■ GIVEN PROBLEM: Reproduce the data verbatim, starting at its first line and ending after the line that contains "cell-year: 2019年 (4, 1078, 203, 1126)"; include both of these lines.

■ DATA SHOWN:
++++++++++
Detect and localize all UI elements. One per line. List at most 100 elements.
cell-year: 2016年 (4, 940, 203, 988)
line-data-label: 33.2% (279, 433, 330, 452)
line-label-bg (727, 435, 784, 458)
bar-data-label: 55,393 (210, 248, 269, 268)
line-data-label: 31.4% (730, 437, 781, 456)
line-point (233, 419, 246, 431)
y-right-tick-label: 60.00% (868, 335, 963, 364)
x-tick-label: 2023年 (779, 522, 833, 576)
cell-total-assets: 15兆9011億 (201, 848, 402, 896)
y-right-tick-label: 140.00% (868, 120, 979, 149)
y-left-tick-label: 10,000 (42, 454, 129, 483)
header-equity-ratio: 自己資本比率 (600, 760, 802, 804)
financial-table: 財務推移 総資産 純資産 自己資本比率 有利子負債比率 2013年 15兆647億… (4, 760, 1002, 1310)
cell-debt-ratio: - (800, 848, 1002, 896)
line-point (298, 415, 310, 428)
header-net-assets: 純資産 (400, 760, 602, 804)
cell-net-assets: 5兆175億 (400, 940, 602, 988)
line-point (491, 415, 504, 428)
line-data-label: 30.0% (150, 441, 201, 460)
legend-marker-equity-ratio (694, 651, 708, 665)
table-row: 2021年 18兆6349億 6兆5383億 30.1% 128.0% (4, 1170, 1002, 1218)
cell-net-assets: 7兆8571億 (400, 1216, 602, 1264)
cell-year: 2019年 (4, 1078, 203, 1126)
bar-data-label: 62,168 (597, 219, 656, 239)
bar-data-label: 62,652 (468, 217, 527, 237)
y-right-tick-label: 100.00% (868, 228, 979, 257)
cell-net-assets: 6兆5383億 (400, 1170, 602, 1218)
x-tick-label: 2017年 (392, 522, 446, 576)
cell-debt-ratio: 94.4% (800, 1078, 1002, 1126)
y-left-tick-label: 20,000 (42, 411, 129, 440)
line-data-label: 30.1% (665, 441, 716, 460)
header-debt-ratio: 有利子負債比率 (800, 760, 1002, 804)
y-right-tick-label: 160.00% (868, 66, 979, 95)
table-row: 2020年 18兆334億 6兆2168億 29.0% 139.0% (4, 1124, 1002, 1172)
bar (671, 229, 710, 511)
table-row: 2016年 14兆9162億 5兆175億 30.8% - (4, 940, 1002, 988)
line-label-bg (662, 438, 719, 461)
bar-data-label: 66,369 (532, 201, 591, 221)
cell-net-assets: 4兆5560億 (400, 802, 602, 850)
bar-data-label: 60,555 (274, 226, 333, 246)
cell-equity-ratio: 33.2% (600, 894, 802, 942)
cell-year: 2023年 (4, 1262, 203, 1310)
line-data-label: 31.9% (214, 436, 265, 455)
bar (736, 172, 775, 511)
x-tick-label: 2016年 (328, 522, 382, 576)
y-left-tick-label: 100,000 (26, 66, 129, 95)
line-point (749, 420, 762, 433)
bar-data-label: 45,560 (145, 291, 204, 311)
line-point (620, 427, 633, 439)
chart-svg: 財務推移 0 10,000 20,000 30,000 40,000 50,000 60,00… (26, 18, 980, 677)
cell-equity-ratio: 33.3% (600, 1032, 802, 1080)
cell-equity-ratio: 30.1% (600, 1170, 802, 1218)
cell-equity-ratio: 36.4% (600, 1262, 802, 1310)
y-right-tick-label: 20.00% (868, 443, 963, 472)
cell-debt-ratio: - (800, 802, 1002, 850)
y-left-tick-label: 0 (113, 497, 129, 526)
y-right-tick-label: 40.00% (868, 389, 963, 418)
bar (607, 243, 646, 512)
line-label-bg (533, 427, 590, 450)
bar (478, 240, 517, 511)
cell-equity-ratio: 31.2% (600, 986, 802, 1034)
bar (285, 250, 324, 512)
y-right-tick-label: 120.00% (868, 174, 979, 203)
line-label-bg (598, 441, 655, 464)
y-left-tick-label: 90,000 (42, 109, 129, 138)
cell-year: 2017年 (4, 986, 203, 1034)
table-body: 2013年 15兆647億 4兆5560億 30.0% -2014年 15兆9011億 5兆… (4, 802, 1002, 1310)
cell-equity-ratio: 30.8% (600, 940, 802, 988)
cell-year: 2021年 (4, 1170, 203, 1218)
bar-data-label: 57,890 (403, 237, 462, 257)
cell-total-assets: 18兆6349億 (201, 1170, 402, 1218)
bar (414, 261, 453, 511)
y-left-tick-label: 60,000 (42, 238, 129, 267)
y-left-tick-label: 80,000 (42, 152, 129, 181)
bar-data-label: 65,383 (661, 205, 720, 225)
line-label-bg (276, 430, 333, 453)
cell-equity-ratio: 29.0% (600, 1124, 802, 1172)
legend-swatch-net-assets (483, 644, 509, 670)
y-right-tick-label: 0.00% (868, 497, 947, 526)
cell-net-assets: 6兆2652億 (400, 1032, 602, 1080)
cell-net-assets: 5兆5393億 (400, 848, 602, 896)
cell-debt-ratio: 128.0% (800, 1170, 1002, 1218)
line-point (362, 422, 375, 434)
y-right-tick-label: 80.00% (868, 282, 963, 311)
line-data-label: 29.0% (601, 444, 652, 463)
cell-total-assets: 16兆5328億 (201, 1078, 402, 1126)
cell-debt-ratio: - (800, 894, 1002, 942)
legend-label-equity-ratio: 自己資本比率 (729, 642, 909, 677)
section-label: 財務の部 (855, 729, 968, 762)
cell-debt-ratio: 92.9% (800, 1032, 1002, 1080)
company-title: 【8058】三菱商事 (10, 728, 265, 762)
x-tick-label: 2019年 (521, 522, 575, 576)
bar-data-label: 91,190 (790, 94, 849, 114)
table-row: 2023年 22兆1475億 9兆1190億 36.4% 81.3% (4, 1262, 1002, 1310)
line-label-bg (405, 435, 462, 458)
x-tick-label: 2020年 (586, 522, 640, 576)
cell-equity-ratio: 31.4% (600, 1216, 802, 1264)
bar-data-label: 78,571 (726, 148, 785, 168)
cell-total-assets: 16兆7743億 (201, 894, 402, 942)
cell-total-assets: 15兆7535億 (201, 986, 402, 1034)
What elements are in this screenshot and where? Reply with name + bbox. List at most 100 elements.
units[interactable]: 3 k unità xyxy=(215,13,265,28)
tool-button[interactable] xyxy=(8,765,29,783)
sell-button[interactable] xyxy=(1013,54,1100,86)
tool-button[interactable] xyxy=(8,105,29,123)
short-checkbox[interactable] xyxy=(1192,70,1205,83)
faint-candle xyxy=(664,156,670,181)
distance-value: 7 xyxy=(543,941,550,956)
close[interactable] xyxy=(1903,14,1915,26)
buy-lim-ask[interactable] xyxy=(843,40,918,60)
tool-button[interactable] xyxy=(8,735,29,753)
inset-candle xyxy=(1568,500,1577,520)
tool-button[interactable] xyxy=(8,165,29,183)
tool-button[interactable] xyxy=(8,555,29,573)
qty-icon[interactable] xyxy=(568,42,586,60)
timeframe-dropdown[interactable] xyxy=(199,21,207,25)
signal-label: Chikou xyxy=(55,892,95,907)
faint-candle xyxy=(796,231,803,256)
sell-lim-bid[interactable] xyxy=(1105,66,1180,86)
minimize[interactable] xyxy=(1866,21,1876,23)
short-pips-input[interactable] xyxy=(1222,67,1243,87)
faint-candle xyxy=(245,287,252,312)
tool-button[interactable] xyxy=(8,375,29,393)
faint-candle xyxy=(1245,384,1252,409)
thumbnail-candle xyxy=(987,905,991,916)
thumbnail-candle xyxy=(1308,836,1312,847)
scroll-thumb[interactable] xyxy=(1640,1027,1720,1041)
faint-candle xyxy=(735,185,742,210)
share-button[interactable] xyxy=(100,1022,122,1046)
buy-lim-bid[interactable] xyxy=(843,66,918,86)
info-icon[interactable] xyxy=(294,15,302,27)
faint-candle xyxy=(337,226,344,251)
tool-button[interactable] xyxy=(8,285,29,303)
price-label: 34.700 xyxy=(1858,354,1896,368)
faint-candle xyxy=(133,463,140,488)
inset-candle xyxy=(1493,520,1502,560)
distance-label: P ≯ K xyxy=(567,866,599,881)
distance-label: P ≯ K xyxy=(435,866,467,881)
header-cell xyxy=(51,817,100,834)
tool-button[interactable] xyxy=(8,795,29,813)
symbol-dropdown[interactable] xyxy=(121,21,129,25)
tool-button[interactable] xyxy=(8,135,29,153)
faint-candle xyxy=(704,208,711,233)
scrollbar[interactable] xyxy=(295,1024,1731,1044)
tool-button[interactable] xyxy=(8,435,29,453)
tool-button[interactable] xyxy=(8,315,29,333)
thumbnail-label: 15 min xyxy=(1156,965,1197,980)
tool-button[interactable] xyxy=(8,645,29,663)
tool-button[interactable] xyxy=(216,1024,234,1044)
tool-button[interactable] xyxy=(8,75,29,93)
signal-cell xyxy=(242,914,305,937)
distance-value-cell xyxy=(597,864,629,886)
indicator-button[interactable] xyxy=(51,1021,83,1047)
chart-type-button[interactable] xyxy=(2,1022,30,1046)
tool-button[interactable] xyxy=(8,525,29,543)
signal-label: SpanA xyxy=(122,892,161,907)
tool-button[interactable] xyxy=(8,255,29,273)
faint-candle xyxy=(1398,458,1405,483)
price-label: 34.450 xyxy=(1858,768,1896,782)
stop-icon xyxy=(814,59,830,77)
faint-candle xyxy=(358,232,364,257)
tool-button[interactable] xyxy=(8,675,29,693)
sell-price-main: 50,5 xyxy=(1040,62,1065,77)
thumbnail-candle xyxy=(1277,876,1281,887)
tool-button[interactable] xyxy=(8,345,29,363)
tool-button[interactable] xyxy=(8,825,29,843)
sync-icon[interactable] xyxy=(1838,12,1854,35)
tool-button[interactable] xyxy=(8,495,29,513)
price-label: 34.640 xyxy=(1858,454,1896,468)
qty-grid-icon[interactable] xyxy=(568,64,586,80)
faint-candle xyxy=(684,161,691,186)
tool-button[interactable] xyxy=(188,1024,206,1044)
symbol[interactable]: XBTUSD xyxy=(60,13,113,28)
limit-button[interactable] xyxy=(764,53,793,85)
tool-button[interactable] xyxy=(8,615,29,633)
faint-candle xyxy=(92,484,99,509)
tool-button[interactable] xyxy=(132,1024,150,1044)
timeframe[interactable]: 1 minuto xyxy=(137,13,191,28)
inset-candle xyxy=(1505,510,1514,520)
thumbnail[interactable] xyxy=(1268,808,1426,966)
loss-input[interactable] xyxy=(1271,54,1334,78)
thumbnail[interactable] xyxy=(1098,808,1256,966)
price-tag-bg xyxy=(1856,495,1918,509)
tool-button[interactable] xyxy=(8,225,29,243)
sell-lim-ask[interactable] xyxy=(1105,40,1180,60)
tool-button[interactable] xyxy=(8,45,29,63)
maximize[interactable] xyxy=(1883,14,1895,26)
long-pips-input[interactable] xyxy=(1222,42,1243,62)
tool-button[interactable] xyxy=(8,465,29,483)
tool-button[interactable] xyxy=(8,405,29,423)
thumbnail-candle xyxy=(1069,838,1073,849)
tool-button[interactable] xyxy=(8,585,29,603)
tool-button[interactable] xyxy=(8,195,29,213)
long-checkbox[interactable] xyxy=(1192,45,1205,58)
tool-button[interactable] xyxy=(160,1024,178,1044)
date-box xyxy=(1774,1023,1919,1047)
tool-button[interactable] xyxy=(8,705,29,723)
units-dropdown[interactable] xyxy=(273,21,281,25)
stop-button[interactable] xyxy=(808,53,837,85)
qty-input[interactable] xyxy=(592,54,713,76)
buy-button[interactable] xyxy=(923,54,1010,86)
++++++++++
■ ANSWER TO THE EXERCISE:
Detect and localize all UI elements. One per line. List at most 100 elements.
cell-year: 2016年 (4, 940, 203, 988)
line-data-label: 33.2% (279, 433, 330, 452)
line-label-bg (727, 435, 784, 458)
bar-data-label: 55,393 (210, 248, 269, 268)
line-data-label: 31.4% (730, 437, 781, 456)
line-point (233, 419, 246, 431)
y-right-tick-label: 60.00% (868, 335, 963, 364)
x-tick-label: 2023年 (779, 522, 833, 576)
cell-total-assets: 15兆9011億 (201, 848, 402, 896)
y-right-tick-label: 140.00% (868, 120, 979, 149)
y-left-tick-label: 10,000 (42, 454, 129, 483)
header-equity-ratio: 自己資本比率 (600, 760, 802, 804)
financial-table: 財務推移 総資産 純資産 自己資本比率 有利子負債比率 2013年 15兆647億… (4, 760, 1002, 1310)
cell-debt-ratio: - (800, 848, 1002, 896)
line-point (298, 415, 310, 428)
header-net-assets: 純資産 (400, 760, 602, 804)
cell-net-assets: 5兆175億 (400, 940, 602, 988)
line-point (491, 415, 504, 428)
line-data-label: 30.0% (150, 441, 201, 460)
legend-marker-equity-ratio (694, 651, 708, 665)
table-row: 2021年 18兆6349億 6兆5383億 30.1% 128.0% (4, 1170, 1002, 1218)
cell-net-assets: 7兆8571億 (400, 1216, 602, 1264)
cell-year: 2019年 (4, 1078, 203, 1126)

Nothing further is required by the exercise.